Omit every picture and output the rest of the records exactly as they are.

+++

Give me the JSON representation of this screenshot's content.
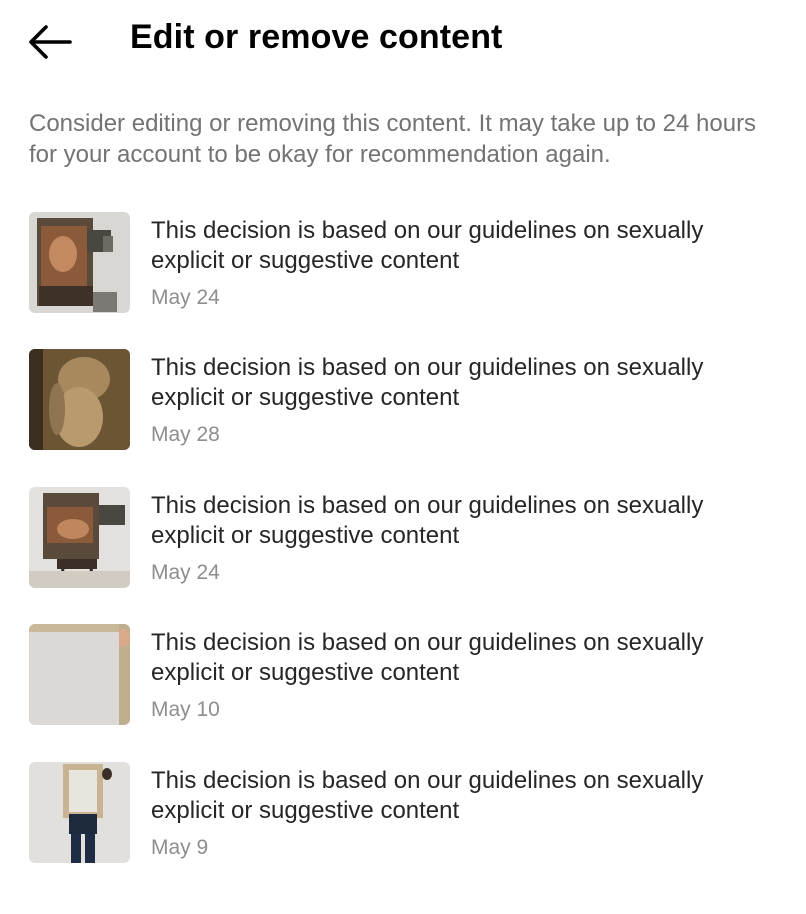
{
  "header": {
    "title": "Edit or remove content",
    "back_icon": "arrow-left-icon"
  },
  "intro": "Consider editing or removing this content. It may take up to 24 hours for your account to be okay for recommendation again.",
  "items": [
    {
      "thumbnail": "artwork-box-figure",
      "text": "This decision is based on our guidelines on sexually explicit or suggestive content",
      "date": "May 24"
    },
    {
      "thumbnail": "sepia-figure-painting",
      "text": "This decision is based on our guidelines on sexually explicit or suggestive content",
      "date": "May 28"
    },
    {
      "thumbnail": "artwork-box-figure-stool",
      "text": "This decision is based on our guidelines on sexually explicit or suggestive content",
      "date": "May 24"
    },
    {
      "thumbnail": "blank-canvas",
      "text": "This decision is based on our guidelines on sexually explicit or suggestive content",
      "date": "May 10"
    },
    {
      "thumbnail": "person-holding-frame",
      "text": "This decision is based on our guidelines on sexually explicit or suggestive content",
      "date": "May 9"
    }
  ]
}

+++

## Result of this task
Give me the JSON representation of this screenshot's content.
{
  "header": {
    "title": "Edit or remove content",
    "back_icon": "arrow-left-icon"
  },
  "intro": "Consider editing or removing this content. It may take up to 24 hours for your account to be okay for recommendation again.",
  "items": [
    {
      "thumbnail": "artwork-box-figure",
      "text": "This decision is based on our guidelines on sexually explicit or suggestive content",
      "date": "May 24"
    },
    {
      "thumbnail": "sepia-figure-painting",
      "text": "This decision is based on our guidelines on sexually explicit or suggestive content",
      "date": "May 28"
    },
    {
      "thumbnail": "artwork-box-figure-stool",
      "text": "This decision is based on our guidelines on sexually explicit or suggestive content",
      "date": "May 24"
    },
    {
      "thumbnail": "blank-canvas",
      "text": "This decision is based on our guidelines on sexually explicit or suggestive content",
      "date": "May 10"
    },
    {
      "thumbnail": "person-holding-frame",
      "text": "This decision is based on our guidelines on sexually explicit or suggestive content",
      "date": "May 9"
    }
  ]
}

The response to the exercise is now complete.